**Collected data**
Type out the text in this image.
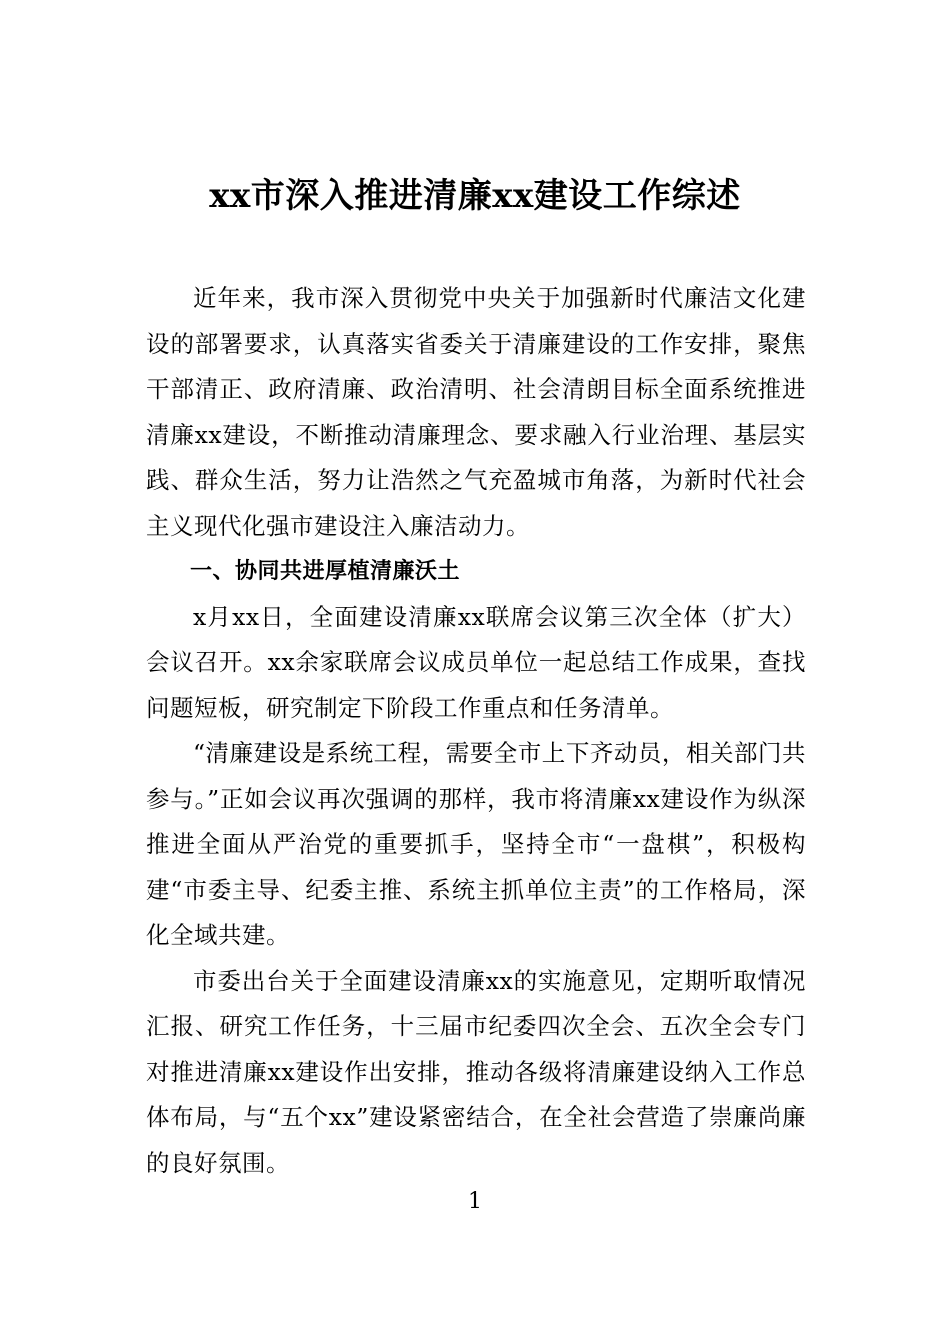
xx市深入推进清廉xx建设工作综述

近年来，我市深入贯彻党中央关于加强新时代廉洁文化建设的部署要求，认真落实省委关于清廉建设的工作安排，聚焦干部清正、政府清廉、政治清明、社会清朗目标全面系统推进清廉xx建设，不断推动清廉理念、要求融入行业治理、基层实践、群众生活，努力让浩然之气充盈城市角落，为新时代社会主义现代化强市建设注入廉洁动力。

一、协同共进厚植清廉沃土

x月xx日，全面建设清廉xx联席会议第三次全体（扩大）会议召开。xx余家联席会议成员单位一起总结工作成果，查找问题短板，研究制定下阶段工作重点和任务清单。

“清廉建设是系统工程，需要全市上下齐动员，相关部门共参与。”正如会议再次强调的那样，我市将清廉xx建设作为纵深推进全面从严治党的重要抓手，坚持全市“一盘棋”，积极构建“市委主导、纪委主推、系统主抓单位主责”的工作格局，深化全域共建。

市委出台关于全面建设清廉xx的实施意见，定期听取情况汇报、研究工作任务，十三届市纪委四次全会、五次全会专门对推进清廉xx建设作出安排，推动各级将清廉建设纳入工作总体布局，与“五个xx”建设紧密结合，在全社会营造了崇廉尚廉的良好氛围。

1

**Exercise**
Give the entries again word for word, but skip the pictures.

**Complete output**
Type out the text in this image.
xx市深入推进清廉xx建设工作综述

近年来，我市深入贯彻党中央关于加强新时代廉洁文化建设的部署要求，认真落实省委关于清廉建设的工作安排，聚焦干部清正、政府清廉、政治清明、社会清朗目标全面系统推进清廉xx建设，不断推动清廉理念、要求融入行业治理、基层实践、群众生活，努力让浩然之气充盈城市角落，为新时代社会主义现代化强市建设注入廉洁动力。

一、协同共进厚植清廉沃土

x月xx日，全面建设清廉xx联席会议第三次全体（扩大）会议召开。xx余家联席会议成员单位一起总结工作成果，查找问题短板，研究制定下阶段工作重点和任务清单。

“清廉建设是系统工程，需要全市上下齐动员，相关部门共参与。”正如会议再次强调的那样，我市将清廉xx建设作为纵深推进全面从严治党的重要抓手，坚持全市“一盘棋”，积极构建“市委主导、纪委主推、系统主抓单位主责”的工作格局，深化全域共建。

市委出台关于全面建设清廉xx的实施意见，定期听取情况汇报、研究工作任务，十三届市纪委四次全会、五次全会专门对推进清廉xx建设作出安排，推动各级将清廉建设纳入工作总体布局，与“五个xx”建设紧密结合，在全社会营造了崇廉尚廉的良好氛围。

1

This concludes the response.